--- WORK TASK ---
Take every line containing "index" out of the records.

————————

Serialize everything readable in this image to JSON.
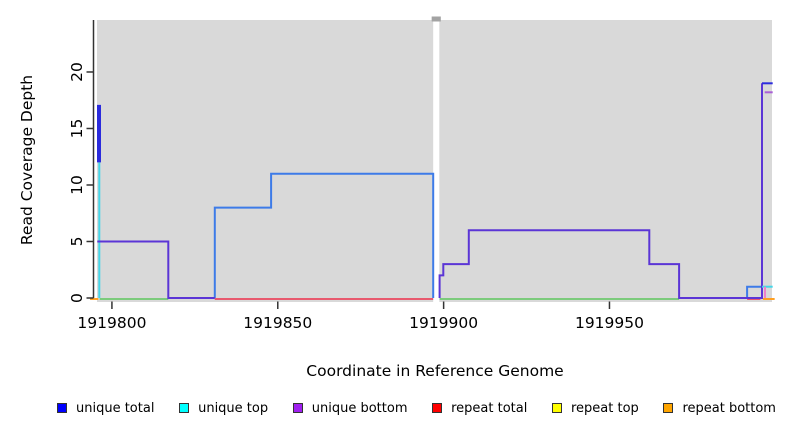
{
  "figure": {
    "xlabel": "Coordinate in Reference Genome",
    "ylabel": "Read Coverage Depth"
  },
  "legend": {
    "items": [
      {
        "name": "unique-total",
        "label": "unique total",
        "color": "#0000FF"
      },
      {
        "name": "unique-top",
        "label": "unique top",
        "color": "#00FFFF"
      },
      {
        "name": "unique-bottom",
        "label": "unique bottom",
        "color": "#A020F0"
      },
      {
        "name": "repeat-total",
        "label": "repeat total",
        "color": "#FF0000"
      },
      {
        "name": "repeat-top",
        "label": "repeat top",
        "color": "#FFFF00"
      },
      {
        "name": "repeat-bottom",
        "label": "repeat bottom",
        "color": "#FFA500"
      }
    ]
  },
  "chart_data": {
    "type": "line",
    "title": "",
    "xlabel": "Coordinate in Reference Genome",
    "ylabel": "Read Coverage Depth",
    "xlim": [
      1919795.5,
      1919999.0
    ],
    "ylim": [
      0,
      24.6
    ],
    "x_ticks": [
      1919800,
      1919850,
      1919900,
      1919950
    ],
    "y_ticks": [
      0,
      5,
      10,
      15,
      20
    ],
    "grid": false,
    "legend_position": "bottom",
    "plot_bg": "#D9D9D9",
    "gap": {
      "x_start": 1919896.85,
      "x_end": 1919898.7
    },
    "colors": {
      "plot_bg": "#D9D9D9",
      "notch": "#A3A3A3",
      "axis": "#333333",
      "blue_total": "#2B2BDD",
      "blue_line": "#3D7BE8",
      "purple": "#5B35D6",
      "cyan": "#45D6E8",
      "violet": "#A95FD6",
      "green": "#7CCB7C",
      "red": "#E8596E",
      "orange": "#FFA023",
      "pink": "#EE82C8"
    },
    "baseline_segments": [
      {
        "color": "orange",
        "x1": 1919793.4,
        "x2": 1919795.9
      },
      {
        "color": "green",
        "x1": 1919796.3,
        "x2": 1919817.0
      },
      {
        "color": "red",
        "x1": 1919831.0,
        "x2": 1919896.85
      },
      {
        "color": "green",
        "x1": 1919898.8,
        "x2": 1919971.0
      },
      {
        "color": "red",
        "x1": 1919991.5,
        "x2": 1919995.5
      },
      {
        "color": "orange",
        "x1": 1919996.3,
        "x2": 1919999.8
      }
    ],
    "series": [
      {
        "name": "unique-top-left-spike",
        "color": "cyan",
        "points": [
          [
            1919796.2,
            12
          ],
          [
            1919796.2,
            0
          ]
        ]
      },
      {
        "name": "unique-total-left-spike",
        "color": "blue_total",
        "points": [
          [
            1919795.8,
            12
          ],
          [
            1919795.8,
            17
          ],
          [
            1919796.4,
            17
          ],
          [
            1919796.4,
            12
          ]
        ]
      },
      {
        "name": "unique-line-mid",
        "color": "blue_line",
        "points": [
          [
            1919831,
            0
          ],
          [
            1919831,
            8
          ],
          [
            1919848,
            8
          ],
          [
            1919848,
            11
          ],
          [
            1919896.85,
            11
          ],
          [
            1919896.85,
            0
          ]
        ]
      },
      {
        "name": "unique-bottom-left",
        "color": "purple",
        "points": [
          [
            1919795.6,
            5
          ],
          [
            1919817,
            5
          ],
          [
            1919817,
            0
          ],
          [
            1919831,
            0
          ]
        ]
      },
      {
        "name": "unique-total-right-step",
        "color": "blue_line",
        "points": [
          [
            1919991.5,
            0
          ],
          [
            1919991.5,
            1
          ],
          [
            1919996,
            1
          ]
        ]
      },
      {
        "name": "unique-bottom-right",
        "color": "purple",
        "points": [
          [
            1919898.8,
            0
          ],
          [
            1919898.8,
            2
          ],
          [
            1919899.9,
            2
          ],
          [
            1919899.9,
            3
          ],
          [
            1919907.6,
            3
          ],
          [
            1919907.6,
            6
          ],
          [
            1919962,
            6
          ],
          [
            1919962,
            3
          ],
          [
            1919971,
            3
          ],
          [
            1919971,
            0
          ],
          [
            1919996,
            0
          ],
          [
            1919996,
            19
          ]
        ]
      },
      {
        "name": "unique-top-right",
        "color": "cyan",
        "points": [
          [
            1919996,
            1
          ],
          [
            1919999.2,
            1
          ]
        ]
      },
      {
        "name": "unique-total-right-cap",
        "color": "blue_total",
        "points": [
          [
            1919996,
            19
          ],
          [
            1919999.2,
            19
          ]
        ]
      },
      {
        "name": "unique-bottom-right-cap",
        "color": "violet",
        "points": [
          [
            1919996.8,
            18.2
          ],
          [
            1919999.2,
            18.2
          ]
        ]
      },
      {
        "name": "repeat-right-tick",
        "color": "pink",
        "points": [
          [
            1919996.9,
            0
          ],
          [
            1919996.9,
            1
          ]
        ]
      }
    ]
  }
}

————————

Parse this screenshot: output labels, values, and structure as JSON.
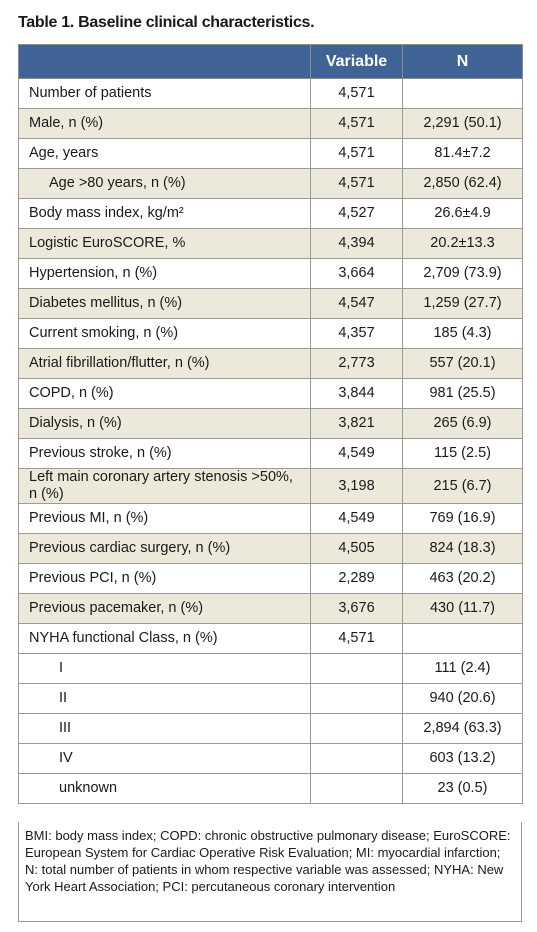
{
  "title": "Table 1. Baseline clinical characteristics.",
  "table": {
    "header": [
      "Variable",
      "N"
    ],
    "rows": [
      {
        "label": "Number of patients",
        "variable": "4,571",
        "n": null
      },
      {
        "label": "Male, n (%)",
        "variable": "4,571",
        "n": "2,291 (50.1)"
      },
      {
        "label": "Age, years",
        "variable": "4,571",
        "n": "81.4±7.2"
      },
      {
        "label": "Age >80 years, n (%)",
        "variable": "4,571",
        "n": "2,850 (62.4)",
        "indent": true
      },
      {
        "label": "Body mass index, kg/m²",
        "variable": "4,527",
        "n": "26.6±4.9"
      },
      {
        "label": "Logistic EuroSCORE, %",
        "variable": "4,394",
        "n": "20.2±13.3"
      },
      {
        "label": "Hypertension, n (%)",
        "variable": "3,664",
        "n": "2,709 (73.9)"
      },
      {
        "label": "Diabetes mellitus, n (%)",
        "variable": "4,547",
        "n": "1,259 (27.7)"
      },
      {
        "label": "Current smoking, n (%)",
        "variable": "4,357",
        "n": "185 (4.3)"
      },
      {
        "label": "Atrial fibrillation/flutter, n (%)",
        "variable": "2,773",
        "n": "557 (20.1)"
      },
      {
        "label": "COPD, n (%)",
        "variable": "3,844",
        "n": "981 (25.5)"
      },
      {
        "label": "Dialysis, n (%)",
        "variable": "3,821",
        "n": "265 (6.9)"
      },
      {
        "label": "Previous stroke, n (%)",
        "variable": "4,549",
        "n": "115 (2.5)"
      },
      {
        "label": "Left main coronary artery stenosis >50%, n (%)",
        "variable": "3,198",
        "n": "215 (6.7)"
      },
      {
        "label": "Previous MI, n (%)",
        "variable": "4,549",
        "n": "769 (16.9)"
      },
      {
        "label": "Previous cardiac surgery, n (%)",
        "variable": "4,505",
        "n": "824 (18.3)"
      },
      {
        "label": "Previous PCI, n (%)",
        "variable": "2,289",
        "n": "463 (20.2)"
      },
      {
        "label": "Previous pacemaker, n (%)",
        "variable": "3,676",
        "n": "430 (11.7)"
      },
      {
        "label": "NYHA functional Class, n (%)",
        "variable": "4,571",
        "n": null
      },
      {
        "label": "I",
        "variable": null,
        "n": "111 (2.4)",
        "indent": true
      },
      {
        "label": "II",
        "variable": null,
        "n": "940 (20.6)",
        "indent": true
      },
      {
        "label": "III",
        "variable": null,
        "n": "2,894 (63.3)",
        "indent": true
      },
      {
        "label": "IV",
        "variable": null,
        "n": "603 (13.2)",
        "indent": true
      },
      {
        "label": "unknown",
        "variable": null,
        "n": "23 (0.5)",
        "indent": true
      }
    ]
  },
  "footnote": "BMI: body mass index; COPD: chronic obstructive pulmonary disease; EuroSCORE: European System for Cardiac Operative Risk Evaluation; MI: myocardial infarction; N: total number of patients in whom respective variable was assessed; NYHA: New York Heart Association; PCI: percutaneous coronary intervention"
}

————————

--- SOLUTION BELOW ---
        "label": "Body mass index, kg/m²",
  "footnote": "BMI: body mass index; COPD: chronic obstructive pulmonary disease; EuroSCORE: European System for Cardiac Operative Risk Evaluation; MI: myocardial infarction; N: total number of patients in whom respective variable was assessed; NYHA: New York Heart Association; PCI: percutaneous coronary intervention"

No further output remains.